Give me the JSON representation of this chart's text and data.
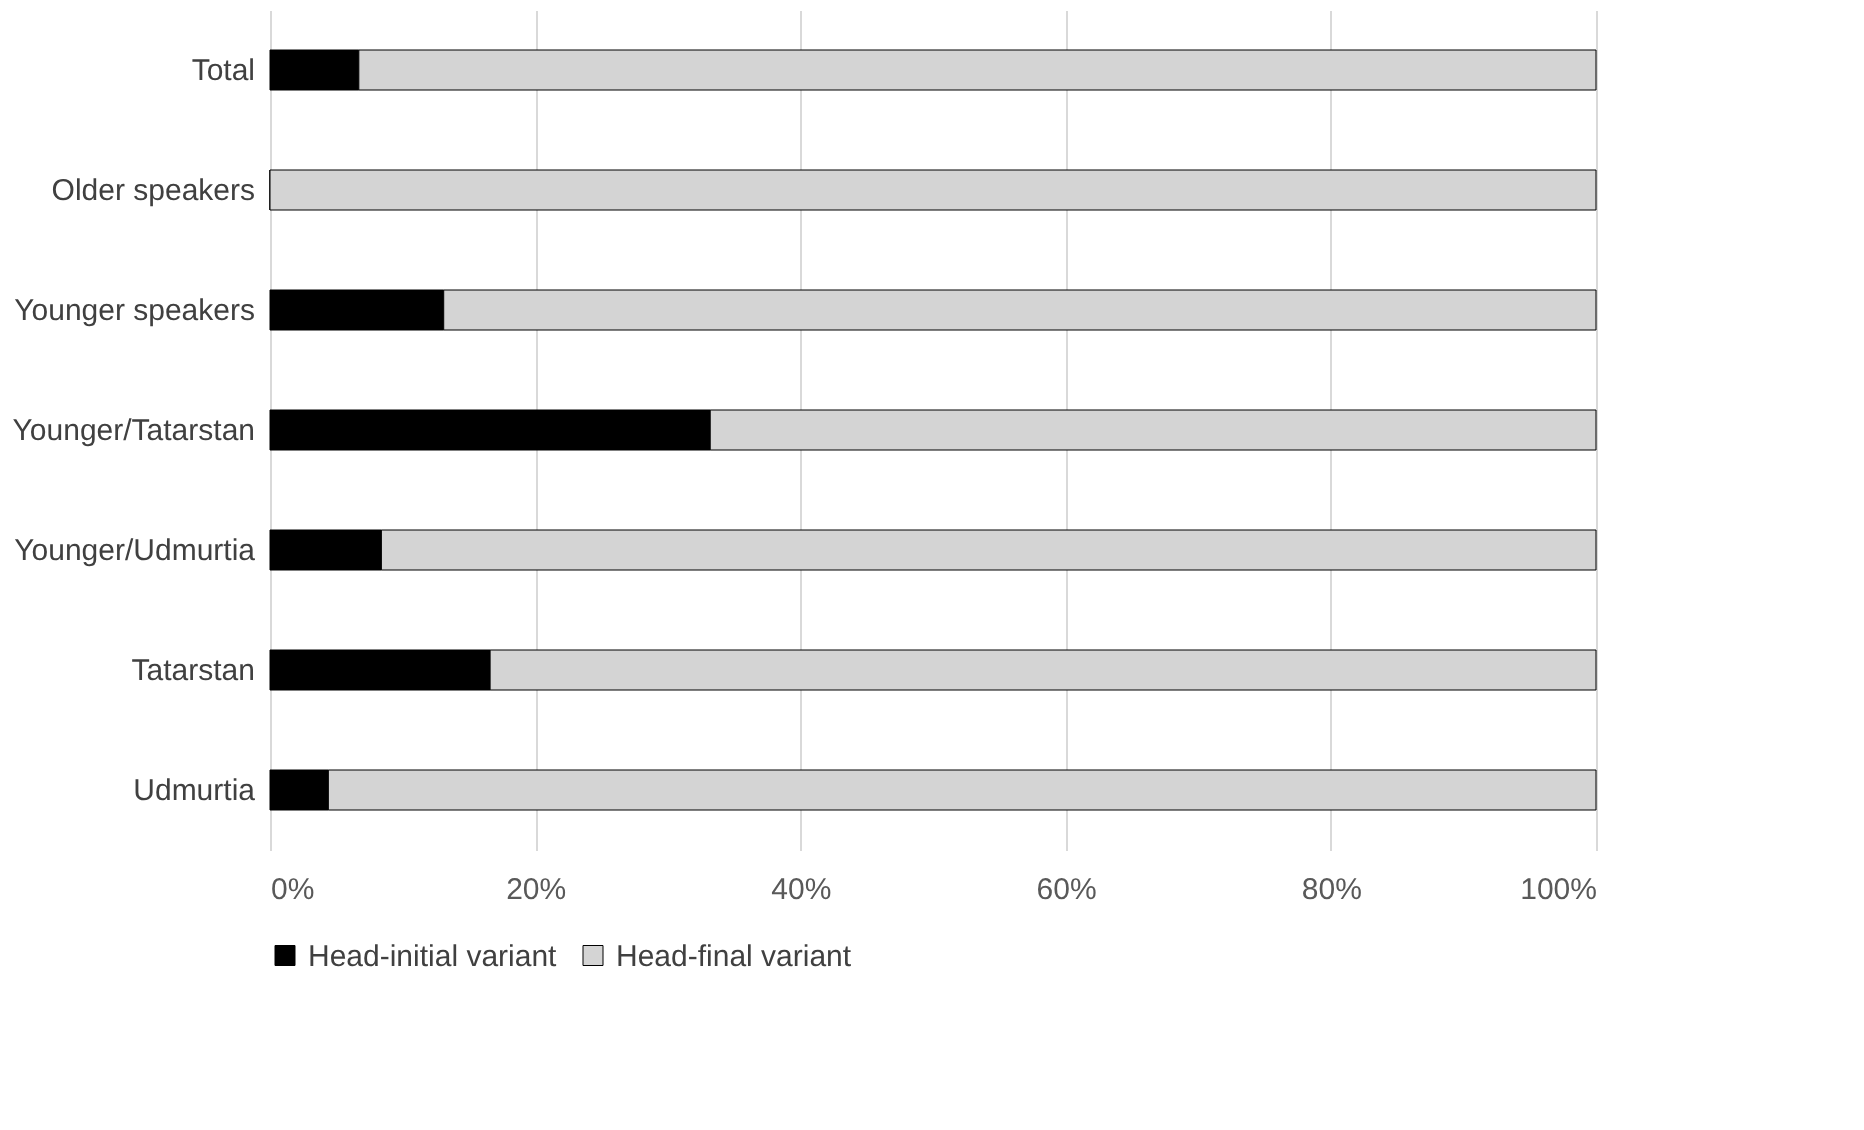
{
  "chart_data": {
    "type": "bar",
    "orientation": "horizontal",
    "stacked": true,
    "categories": [
      "Total",
      "Older speakers",
      "Younger speakers",
      "Younger/Tatarstan",
      "Younger/Udmurtia",
      "Tatarstan",
      "Udmurtia"
    ],
    "series": [
      {
        "name": "Head-initial variant",
        "color": "#000000",
        "values": [
          6.7,
          0,
          13.1,
          33.2,
          8.4,
          16.6,
          4.4
        ]
      },
      {
        "name": "Head-final variant",
        "color": "#d4d4d4",
        "values": [
          93.3,
          100,
          86.9,
          66.8,
          91.6,
          83.4,
          95.6
        ]
      }
    ],
    "xlim": [
      0,
      100
    ],
    "xticks": [
      {
        "value": 0,
        "label": "0%"
      },
      {
        "value": 20,
        "label": "20%"
      },
      {
        "value": 40,
        "label": "40%"
      },
      {
        "value": 60,
        "label": "60%"
      },
      {
        "value": 80,
        "label": "80%"
      },
      {
        "value": 100,
        "label": "100%"
      }
    ],
    "grid": "x",
    "legend": "bottom"
  }
}
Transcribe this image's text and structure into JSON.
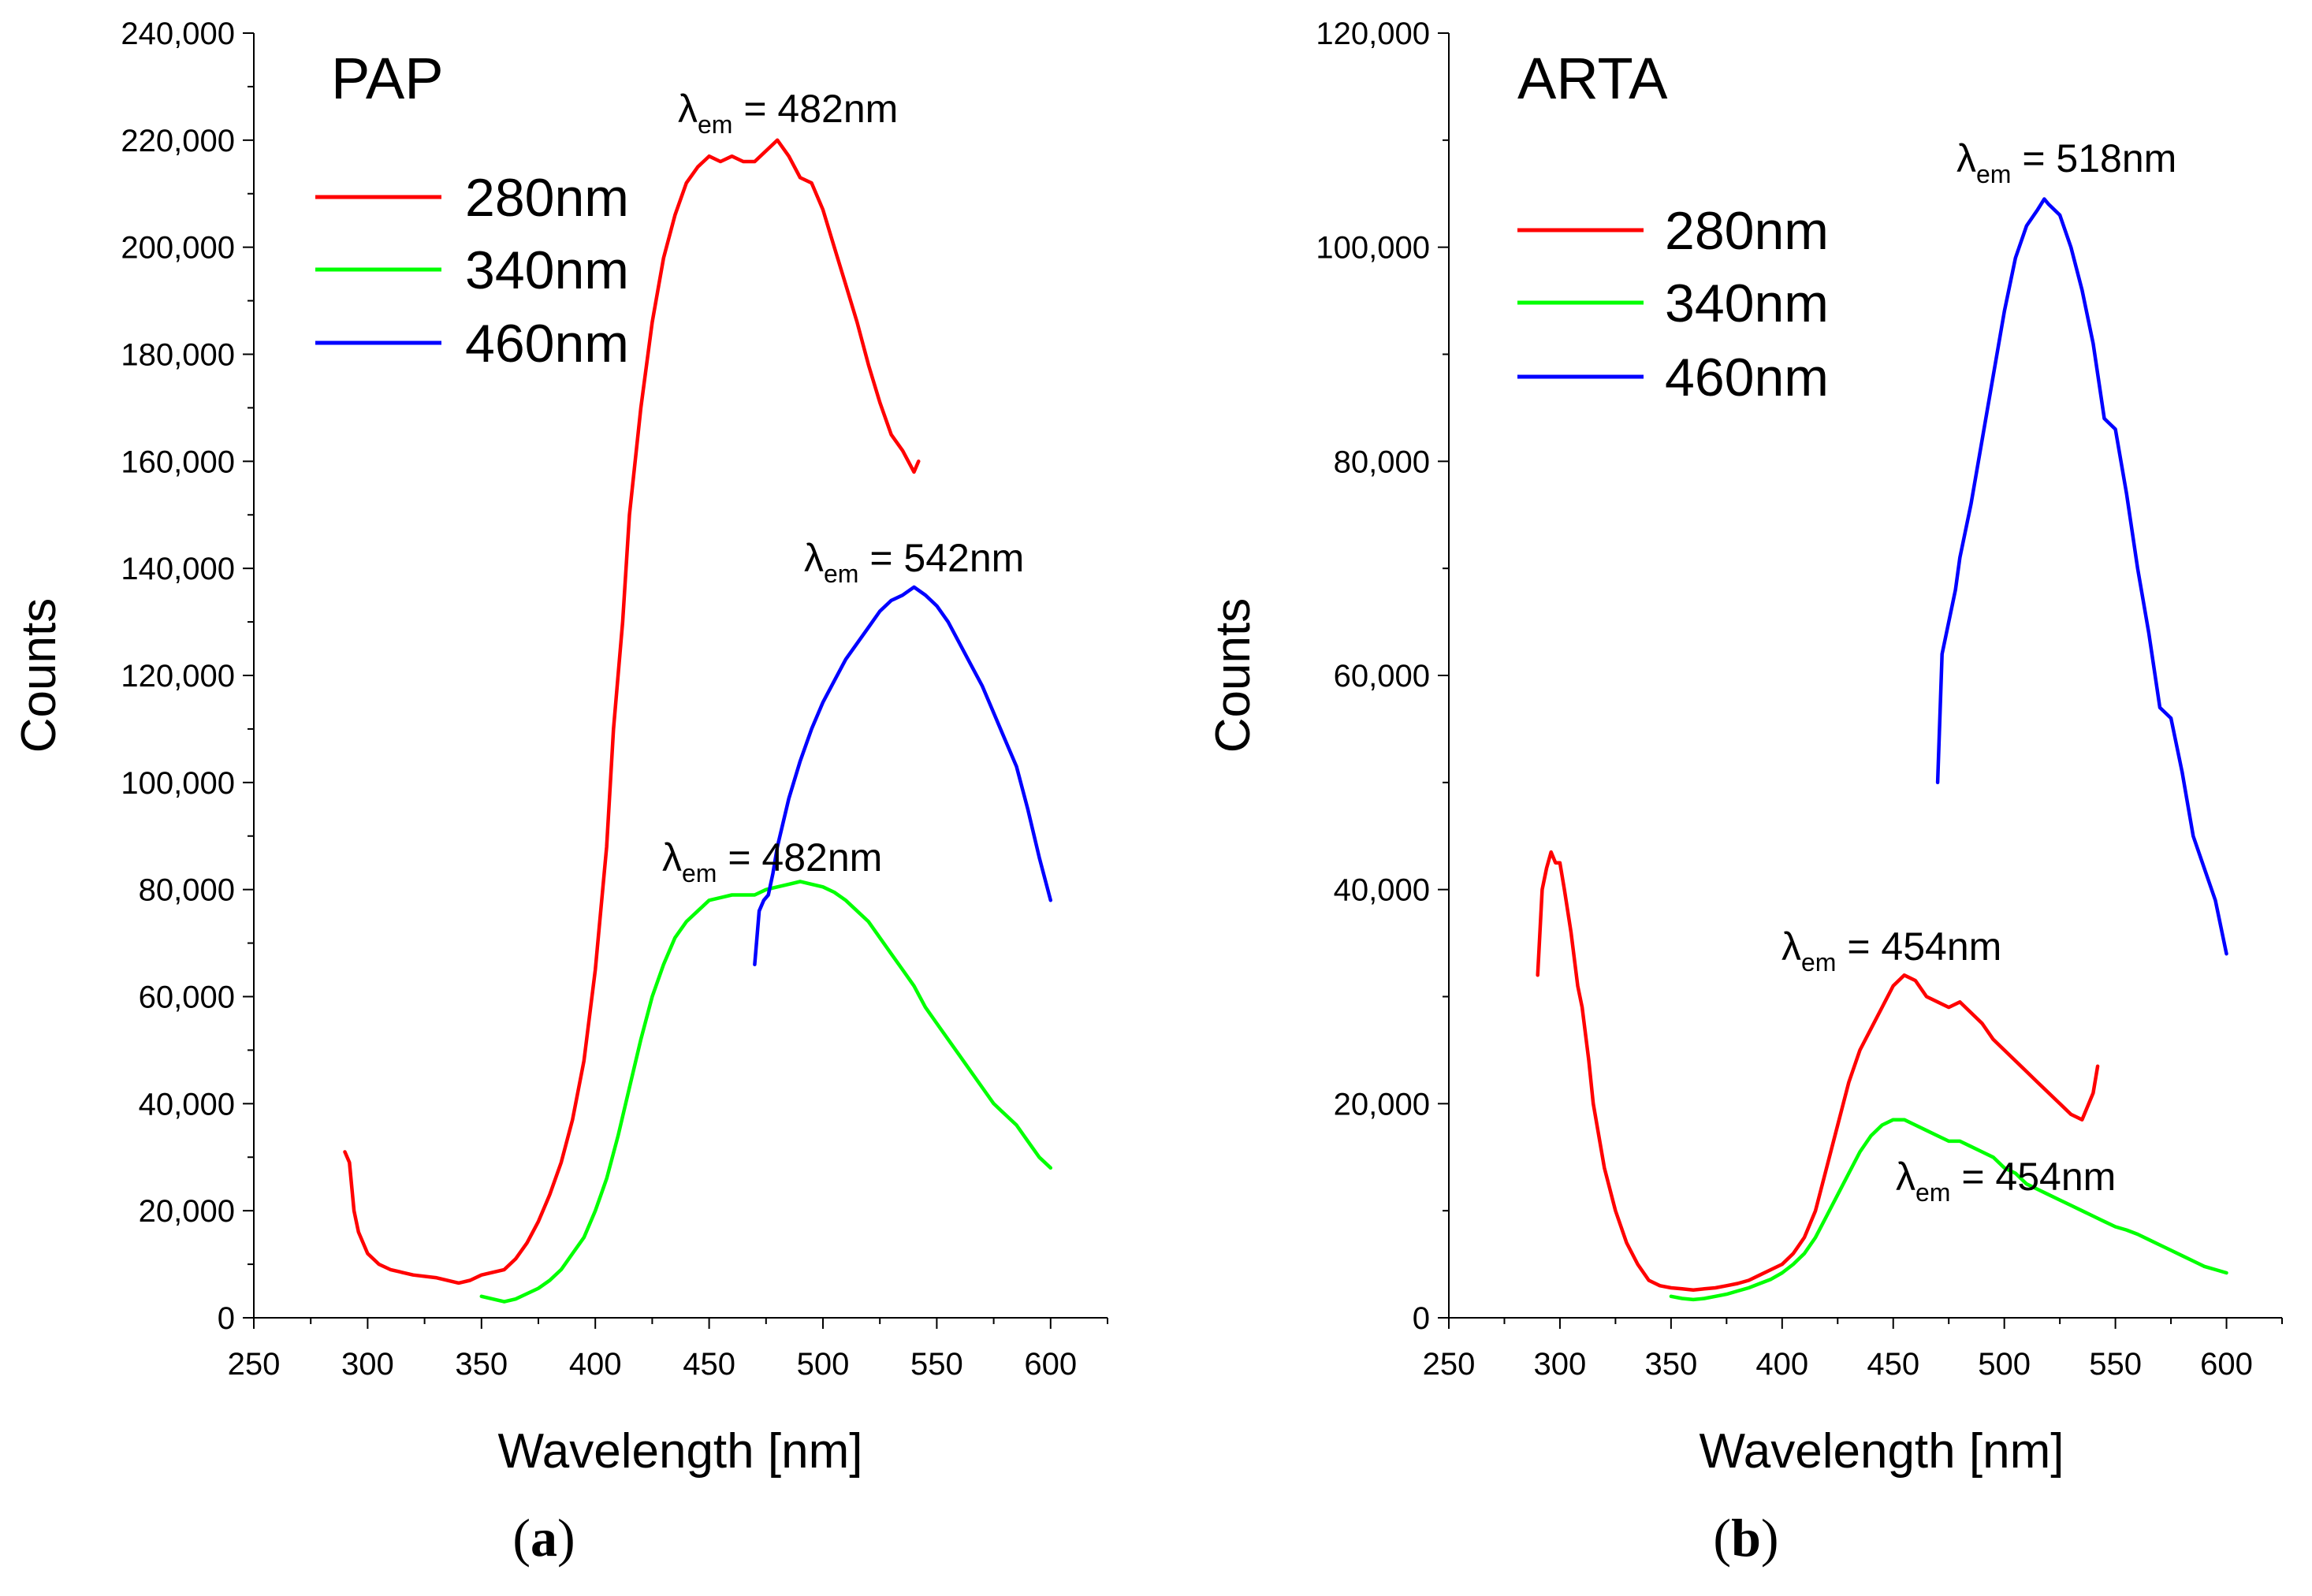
{
  "chart_data": [
    {
      "type": "line",
      "panel_label": "a",
      "title": "PAP",
      "xlabel": "Wavelength [nm]",
      "ylabel": "Counts",
      "xlim": [
        250,
        625
      ],
      "ylim": [
        0,
        240000
      ],
      "xticks": [
        250,
        300,
        350,
        400,
        450,
        500,
        550,
        600
      ],
      "xtick_labels": [
        "250",
        "300",
        "350",
        "400",
        "450",
        "500",
        "550",
        "600"
      ],
      "yticks": [
        0,
        20000,
        40000,
        60000,
        80000,
        100000,
        120000,
        140000,
        160000,
        180000,
        200000,
        220000,
        240000
      ],
      "ytick_labels": [
        "0",
        "20,000",
        "40,000",
        "60,000",
        "80,000",
        "100,000",
        "120,000",
        "140,000",
        "160,000",
        "180,000",
        "200,000",
        "220,000",
        "240,000"
      ],
      "legend_position": "top-left",
      "series": [
        {
          "name": "280nm",
          "color": "#ff0000",
          "x": [
            290,
            292,
            294,
            296,
            300,
            305,
            310,
            320,
            330,
            340,
            345,
            350,
            360,
            365,
            370,
            375,
            380,
            385,
            390,
            395,
            400,
            405,
            408,
            412,
            415,
            420,
            425,
            430,
            435,
            440,
            445,
            450,
            455,
            460,
            465,
            470,
            475,
            480,
            485,
            490,
            495,
            500,
            505,
            510,
            515,
            520,
            525,
            530,
            535,
            540,
            542
          ],
          "values": [
            31000,
            29000,
            20000,
            16000,
            12000,
            10000,
            9000,
            8000,
            7500,
            6500,
            7000,
            8000,
            9000,
            11000,
            14000,
            18000,
            23000,
            29000,
            37000,
            48000,
            65000,
            88000,
            110000,
            130000,
            150000,
            170000,
            186000,
            198000,
            206000,
            212000,
            215000,
            217000,
            216000,
            217000,
            216000,
            216000,
            218000,
            220000,
            217000,
            213000,
            212000,
            207000,
            200000,
            193000,
            186000,
            178000,
            171000,
            165000,
            162000,
            158000,
            160000
          ]
        },
        {
          "name": "340nm",
          "color": "#00ff00",
          "x": [
            350,
            355,
            360,
            365,
            370,
            375,
            380,
            385,
            390,
            395,
            400,
            405,
            410,
            415,
            420,
            425,
            430,
            435,
            440,
            445,
            450,
            455,
            460,
            465,
            470,
            475,
            480,
            485,
            490,
            495,
            500,
            505,
            510,
            515,
            520,
            525,
            530,
            535,
            540,
            545,
            550,
            555,
            560,
            565,
            570,
            575,
            580,
            585,
            590,
            595,
            600
          ],
          "values": [
            4000,
            3500,
            3000,
            3500,
            4500,
            5500,
            7000,
            9000,
            12000,
            15000,
            20000,
            26000,
            34000,
            43000,
            52000,
            60000,
            66000,
            71000,
            74000,
            76000,
            78000,
            78500,
            79000,
            79000,
            79000,
            80000,
            80500,
            81000,
            81500,
            81000,
            80500,
            79500,
            78000,
            76000,
            74000,
            71000,
            68000,
            65000,
            62000,
            58000,
            55000,
            52000,
            49000,
            46000,
            43000,
            40000,
            38000,
            36000,
            33000,
            30000,
            28000
          ]
        },
        {
          "name": "460nm",
          "color": "#0000ff",
          "x": [
            470,
            472,
            474,
            476,
            478,
            480,
            485,
            490,
            495,
            500,
            505,
            510,
            515,
            520,
            525,
            530,
            535,
            540,
            545,
            550,
            555,
            560,
            565,
            570,
            575,
            580,
            585,
            590,
            595,
            600
          ],
          "values": [
            66000,
            76000,
            78000,
            79000,
            83000,
            88000,
            97000,
            104000,
            110000,
            115000,
            119000,
            123000,
            126000,
            129000,
            132000,
            134000,
            135000,
            136500,
            135000,
            133000,
            130000,
            126000,
            122000,
            118000,
            113000,
            108000,
            103000,
            95000,
            86000,
            78000
          ]
        }
      ],
      "annotations": [
        {
          "symbol": "λ",
          "subscript": "em",
          "text": " = 482nm",
          "x": 482,
          "y": 220000
        },
        {
          "symbol": "λ",
          "subscript": "em",
          "text": " = 542nm",
          "x": 542,
          "y": 136500
        },
        {
          "symbol": "λ",
          "subscript": "em",
          "text": " = 482nm",
          "x": 482,
          "y": 81500
        }
      ]
    },
    {
      "type": "line",
      "panel_label": "b",
      "title": "ARTA",
      "xlabel": "Wavelength [nm]",
      "ylabel": "Counts",
      "xlim": [
        250,
        625
      ],
      "ylim": [
        0,
        120000
      ],
      "xticks": [
        250,
        300,
        350,
        400,
        450,
        500,
        550,
        600
      ],
      "xtick_labels": [
        "250",
        "300",
        "350",
        "400",
        "450",
        "500",
        "550",
        "600"
      ],
      "yticks": [
        0,
        20000,
        40000,
        60000,
        80000,
        100000,
        120000
      ],
      "ytick_labels": [
        "0",
        "20,000",
        "40,000",
        "60,000",
        "80,000",
        "100,000",
        "120,000"
      ],
      "legend_position": "top-left",
      "series": [
        {
          "name": "280nm",
          "color": "#ff0000",
          "x": [
            290,
            292,
            294,
            296,
            298,
            300,
            302,
            305,
            308,
            310,
            313,
            315,
            320,
            325,
            330,
            335,
            340,
            345,
            350,
            355,
            360,
            365,
            370,
            375,
            380,
            385,
            390,
            395,
            400,
            405,
            410,
            415,
            420,
            425,
            430,
            435,
            440,
            445,
            450,
            455,
            460,
            465,
            470,
            475,
            480,
            485,
            490,
            495,
            500,
            505,
            510,
            515,
            520,
            525,
            530,
            535,
            540,
            542
          ],
          "values": [
            32000,
            40000,
            42000,
            43500,
            42500,
            42500,
            40000,
            36000,
            31000,
            29000,
            24000,
            20000,
            14000,
            10000,
            7000,
            5000,
            3500,
            3000,
            2800,
            2700,
            2600,
            2700,
            2800,
            3000,
            3200,
            3500,
            4000,
            4500,
            5000,
            6000,
            7500,
            10000,
            14000,
            18000,
            22000,
            25000,
            27000,
            29000,
            31000,
            32000,
            31500,
            30000,
            29500,
            29000,
            29500,
            28500,
            27500,
            26000,
            25000,
            24000,
            23000,
            22000,
            21000,
            20000,
            19000,
            18500,
            21000,
            23500
          ]
        },
        {
          "name": "340nm",
          "color": "#00ff00",
          "x": [
            350,
            355,
            360,
            365,
            370,
            375,
            380,
            385,
            390,
            395,
            400,
            405,
            410,
            415,
            420,
            425,
            430,
            435,
            440,
            445,
            450,
            455,
            460,
            465,
            470,
            475,
            480,
            485,
            490,
            495,
            500,
            505,
            510,
            515,
            520,
            525,
            530,
            535,
            540,
            545,
            550,
            555,
            560,
            565,
            570,
            575,
            580,
            585,
            590,
            595,
            600
          ],
          "values": [
            2000,
            1800,
            1700,
            1800,
            2000,
            2200,
            2500,
            2800,
            3200,
            3600,
            4200,
            5000,
            6000,
            7500,
            9500,
            11500,
            13500,
            15500,
            17000,
            18000,
            18500,
            18500,
            18000,
            17500,
            17000,
            16500,
            16500,
            16000,
            15500,
            15000,
            14000,
            13500,
            12500,
            12000,
            11500,
            11000,
            10500,
            10000,
            9500,
            9000,
            8500,
            8200,
            7800,
            7300,
            6800,
            6300,
            5800,
            5300,
            4800,
            4500,
            4200
          ]
        },
        {
          "name": "460nm",
          "color": "#0000ff",
          "x": [
            470,
            472,
            475,
            478,
            480,
            485,
            490,
            495,
            500,
            505,
            510,
            515,
            518,
            520,
            525,
            530,
            535,
            540,
            545,
            550,
            555,
            560,
            565,
            570,
            575,
            580,
            585,
            590,
            595,
            600
          ],
          "values": [
            50000,
            62000,
            65000,
            68000,
            71000,
            76000,
            82000,
            88000,
            94000,
            99000,
            102000,
            103500,
            104500,
            104000,
            103000,
            100000,
            96000,
            91000,
            84000,
            83000,
            77000,
            70000,
            64000,
            57000,
            56000,
            51000,
            45000,
            42000,
            39000,
            34000
          ]
        }
      ],
      "annotations": [
        {
          "symbol": "λ",
          "subscript": "em",
          "text": " = 518nm",
          "x": 518,
          "y": 104500
        },
        {
          "symbol": "λ",
          "subscript": "em",
          "text": " = 454nm",
          "x": 454,
          "y": 32000
        },
        {
          "symbol": "λ",
          "subscript": "em",
          "text": " = 454nm",
          "x": 454,
          "y": 18500
        }
      ]
    }
  ]
}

+--

DESCRIPTION OF THE TASK
Provide the count, and nothing else, of lines in the data above where the word "Head" occurs.

WRITTEN SOLUTION
2